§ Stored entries
================================
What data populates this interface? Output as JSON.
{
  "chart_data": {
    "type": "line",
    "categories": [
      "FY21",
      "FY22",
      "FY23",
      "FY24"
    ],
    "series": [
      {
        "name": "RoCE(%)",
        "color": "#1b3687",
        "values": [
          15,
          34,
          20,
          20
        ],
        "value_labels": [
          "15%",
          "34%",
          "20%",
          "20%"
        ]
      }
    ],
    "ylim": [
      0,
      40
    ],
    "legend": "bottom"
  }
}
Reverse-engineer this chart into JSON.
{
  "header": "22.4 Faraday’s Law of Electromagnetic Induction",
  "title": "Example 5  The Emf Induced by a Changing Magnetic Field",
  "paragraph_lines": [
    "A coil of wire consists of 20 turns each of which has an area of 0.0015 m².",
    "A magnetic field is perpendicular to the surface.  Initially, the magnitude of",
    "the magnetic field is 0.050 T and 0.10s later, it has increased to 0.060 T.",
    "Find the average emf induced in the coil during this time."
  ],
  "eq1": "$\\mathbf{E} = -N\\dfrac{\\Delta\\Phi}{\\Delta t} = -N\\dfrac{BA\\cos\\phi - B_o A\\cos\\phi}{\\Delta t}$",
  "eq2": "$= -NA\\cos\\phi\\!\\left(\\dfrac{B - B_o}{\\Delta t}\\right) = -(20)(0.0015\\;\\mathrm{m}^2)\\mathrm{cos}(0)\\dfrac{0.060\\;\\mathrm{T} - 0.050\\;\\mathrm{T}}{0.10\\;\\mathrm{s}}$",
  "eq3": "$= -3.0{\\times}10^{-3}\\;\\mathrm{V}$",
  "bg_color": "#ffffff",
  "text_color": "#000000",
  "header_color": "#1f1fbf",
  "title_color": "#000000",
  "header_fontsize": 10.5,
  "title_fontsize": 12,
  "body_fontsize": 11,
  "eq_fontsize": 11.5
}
================================
§ Problem details
Each line from the one containing "Reverse-engineer this chart into JSON." to the final line of the entries above must be returned exactly, and no other line may appear.

§ Exercise result
Reverse-engineer this chart into JSON.
{
  "header": "22.4 Faraday’s Law of Electromagnetic Induction",
  "title": "Example 5  The Emf Induced by a Changing Magnetic Field",
  "paragraph_lines": [
    "A coil of wire consists of 20 turns each of which has an area of 0.0015 m².",
    "A magnetic field is perpendicular to the surface.  Initially, the magnitude of",
    "the magnetic field is 0.050 T and 0.10s later, it has increased to 0.060 T.",
    "Find the average emf induced in the coil during this time."
  ],
  "eq1": "$\\mathbf{E} = -N\\dfrac{\\Delta\\Phi}{\\Delta t} = -N\\dfrac{BA\\cos\\phi - B_o A\\cos\\phi}{\\Delta t}$",
  "eq2": "$= -NA\\cos\\phi\\!\\left(\\dfrac{B - B_o}{\\Delta t}\\right) = -(20)(0.0015\\;\\mathrm{m}^2)\\mathrm{cos}(0)\\dfrac{0.060\\;\\mathrm{T} - 0.050\\;\\mathrm{T}}{0.10\\;\\mathrm{s}}$",
  "eq3": "$= -3.0{\\times}10^{-3}\\;\\mathrm{V}$",
  "bg_color": "#ffffff",
  "text_color": "#000000",
  "header_color": "#1f1fbf",
  "title_color": "#000000",
  "header_fontsize": 10.5,
  "title_fontsize": 12,
  "body_fontsize": 11,
  "eq_fontsize": 11.5
}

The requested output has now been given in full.